EXTRACT:
On the other hand, despite their significant achievements in ML, deep learning (DL) and CNN models are commonly used as black box models because their internal operation and decision mechanisms are not explicitly understood by humans. The lack of interpretability has become the main barrier to using DL in mission-critical applications [9]. For mission-critical tasks, it is essential to verify that the model heightened accuracy results from the use of a proper problem representation, not from the exploitation of artifacts in data. Furthermore, model robustness and interpretability are closely related because interpretability enables identifying potential vulnerabilities of complicated ML models [9].

In this work, we present a matched filter (MF) interpretation of CNN classifiers for time series. An MF is an optimal linear filter for signal detection in the presence of additive white Gaussian noise (AWGN) by maximizing the signal-to-noise ratio at the receiver side [10]. MFs are widely used in signal processing and wireless digital communications for optimal signal detection. The block diagram of the MF receiver used in digital communication systems is illustrated in Figure 1. An MF works by correlating the received noisy signal with the known signal template, sampling the maximum output of the correlator, and making the decision if the received noisy signal matches the template or not.

We develop an MF-based CNN model for time series classification using a stack of convolutional, pooling, and fully connected (FC) layers and provide an analytical intrinsic interpretation of the developed model. Raw time series data are fed to the model with no need to feature engineering. A 1D convolutional (Conv1D) layer is used as an MF correlator, a GlobalMaxPooling (GMP) layer is used as a maximum sampling block, and an FC layer with softmax activation is used as the decision block for computing the class probabilities.

Unlike the trend of increasing the model depth to increase its expressiveness [1], the proposed model is shallow in depth with a wide receptive field (wide kernels), which preserves the model expressiveness and performance merits without increasing the model complexity. The presented interpretation is experimentally validated using a carefully developed synthetic time series dataset. The proposed interpretation helps develop a better understanding of the CNN learning process. Moreover, the conducted experiments draw some useful guidelines for developing efficient CNNs. Furthermore, the presented interpretation enables developing superlight highly accurate classifier models that meet the tight requirements of edge inference. Edge inference is an emerging research direction that promotes using embedded devices to perform model computations locally instead of relying on cloud computing. Edge inference addresses the latency, availability, privacy, and connectivity concerns of the commonly deployed cloud inference.

GOAL 1: According to the excerpt, which layer acts as the maximum sampling block in the proposed model?
GOAL 2: Write out the excerpt from "We develop an" up to and including "the class probabilities.", word for word.

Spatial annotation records

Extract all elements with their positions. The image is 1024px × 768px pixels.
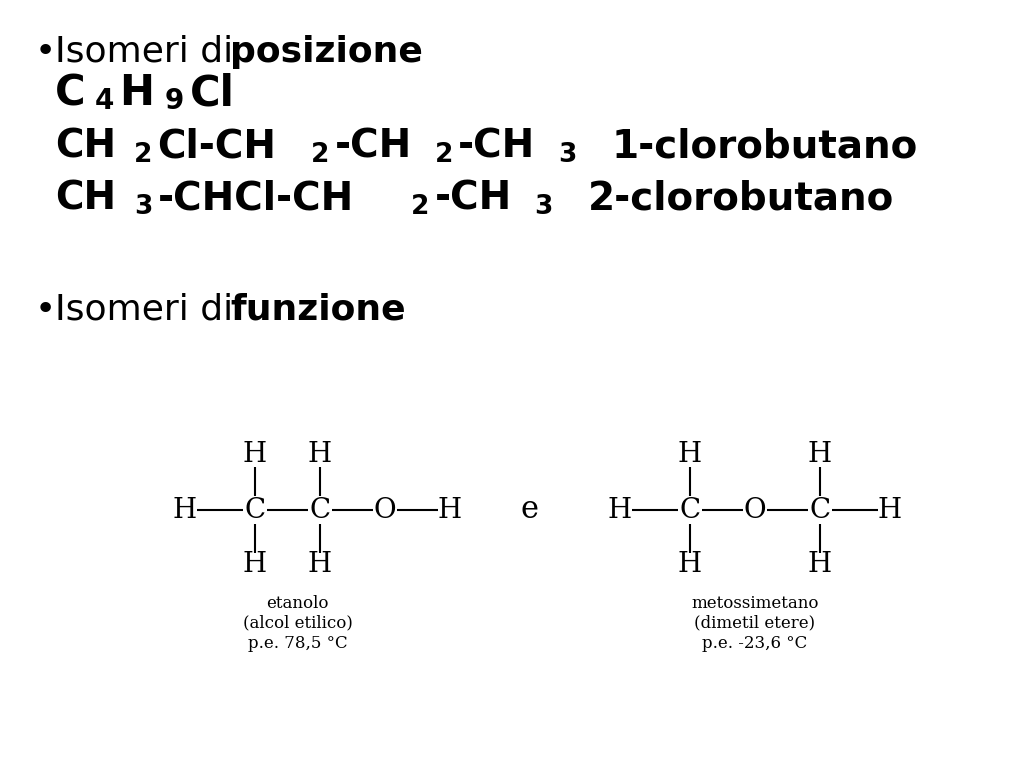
Text: H: H [678, 442, 702, 468]
Text: Cl-CH: Cl-CH [158, 128, 276, 166]
Text: •: • [35, 293, 56, 327]
Text: 4: 4 [94, 87, 114, 115]
Text: (alcol etilico): (alcol etilico) [243, 614, 352, 631]
Text: H: H [608, 496, 632, 524]
Text: 2: 2 [434, 142, 453, 168]
Text: H: H [808, 551, 833, 578]
Text: posizione: posizione [230, 35, 423, 69]
Text: H: H [878, 496, 902, 524]
Text: H: H [120, 72, 155, 114]
Text: •: • [35, 35, 56, 69]
Text: etanolo: etanolo [266, 594, 329, 611]
Text: H: H [308, 551, 332, 578]
Text: H: H [808, 442, 833, 468]
Text: H: H [243, 551, 267, 578]
Text: -CHCl-CH: -CHCl-CH [158, 180, 354, 218]
Text: p.e. 78,5 °C: p.e. 78,5 °C [248, 634, 347, 651]
Text: CH: CH [55, 128, 116, 166]
Text: C: C [309, 496, 331, 524]
Text: funzione: funzione [230, 293, 406, 327]
Text: O: O [743, 496, 766, 524]
Text: H: H [243, 442, 267, 468]
Text: H: H [678, 551, 702, 578]
Text: C: C [245, 496, 265, 524]
Text: C: C [809, 496, 830, 524]
Text: CH: CH [55, 180, 116, 218]
Text: 2: 2 [311, 142, 330, 168]
Text: -CH: -CH [434, 180, 512, 218]
Text: 9: 9 [165, 87, 184, 115]
Text: O: O [374, 496, 396, 524]
Text: metossimetano: metossimetano [691, 594, 819, 611]
Text: 3: 3 [558, 142, 577, 168]
Text: 3: 3 [134, 194, 153, 220]
Text: 3: 3 [535, 194, 553, 220]
Text: p.e. -23,6 °C: p.e. -23,6 °C [702, 634, 808, 651]
Text: 1-clorobutano: 1-clorobutano [611, 128, 918, 166]
Text: 2-clorobutano: 2-clorobutano [588, 180, 894, 218]
Text: C: C [55, 72, 86, 114]
Text: Isomeri di: Isomeri di [55, 293, 245, 327]
Text: H: H [308, 442, 332, 468]
Text: -CH: -CH [458, 128, 536, 166]
Text: e: e [521, 495, 539, 525]
Text: Cl: Cl [189, 72, 234, 114]
Text: (dimetil etere): (dimetil etere) [694, 614, 815, 631]
Text: 2: 2 [134, 142, 153, 168]
Text: -CH: -CH [335, 128, 412, 166]
Text: H: H [438, 496, 462, 524]
Text: 2: 2 [411, 194, 429, 220]
Text: H: H [173, 496, 197, 524]
Text: Isomeri di: Isomeri di [55, 35, 245, 69]
Text: C: C [680, 496, 700, 524]
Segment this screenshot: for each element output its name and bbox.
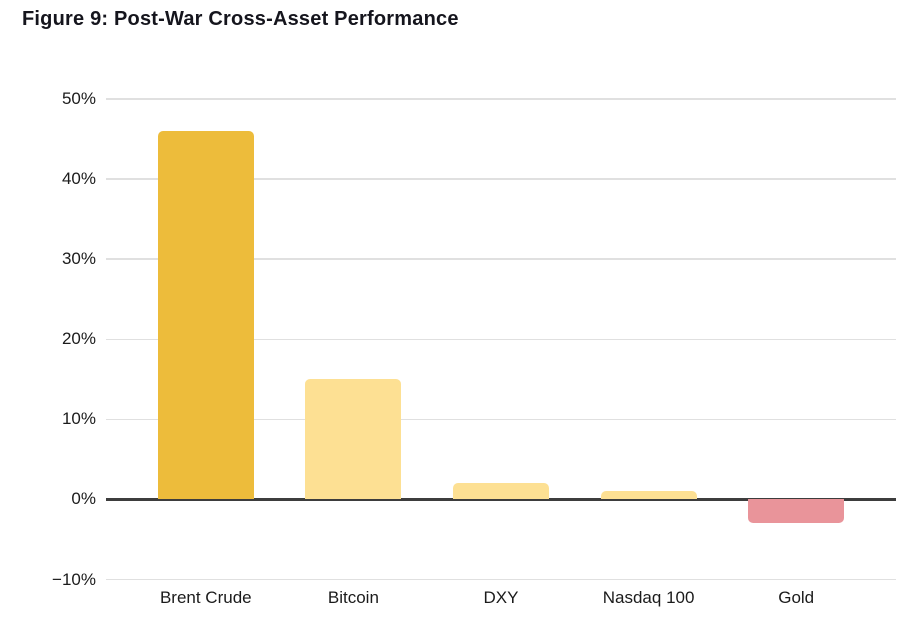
bar-bitcoin [305,379,402,500]
x-axis-label-brent-crude: Brent Crude [159,588,252,607]
bar-nasdaq-100 [600,491,697,500]
x-axis-label-bitcoin: Bitcoin [327,588,379,607]
gridline-10 [106,418,896,421]
gridline-50 [106,98,896,100]
x-axis-label-nasdaq-100: Nasdaq 100 [602,588,695,607]
bar-gold [748,499,845,524]
y-tick-label-50: 50% [61,89,96,108]
gridline-30 [106,258,896,260]
bar-dxy [453,483,549,500]
y-tick-label-0: 0% [71,489,96,509]
chart-title: Figure 9: Post-War Cross-Asset Performan… [22,8,459,30]
bar-brent-crude [157,131,254,500]
y-tick-label--10: −10% [52,569,96,589]
x-axis-label-dxy: DXY [483,588,519,607]
y-tick-label-10: 10% [61,409,96,429]
gridline-40 [106,178,896,180]
gridline-20 [106,338,896,340]
y-tick-label-20: 20% [61,329,96,349]
gridline--10 [106,578,896,581]
y-tick-label-30: 30% [61,249,96,269]
x-axis-label-gold: Gold [778,588,815,607]
y-tick-label-40: 40% [61,169,96,189]
zero-axis-line [106,498,896,501]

FULL SOLUTION 1: A GlobalMaxPooling (GMP) layer.

FULL SOLUTION 2:
We develop an MF-based CNN model for time series classification using a stack of convolutional, pooling, and fully connected (FC) layers and provide an analytical intrinsic interpretation of the developed model. Raw time series data are fed to the model with no need to feature engineering. A 1D convolutional (Conv1D) layer is used as an MF correlator, a GlobalMaxPooling (GMP) layer is used as a maximum sampling block, and an FC layer with softmax activation is used as the decision block for computing the class probabilities.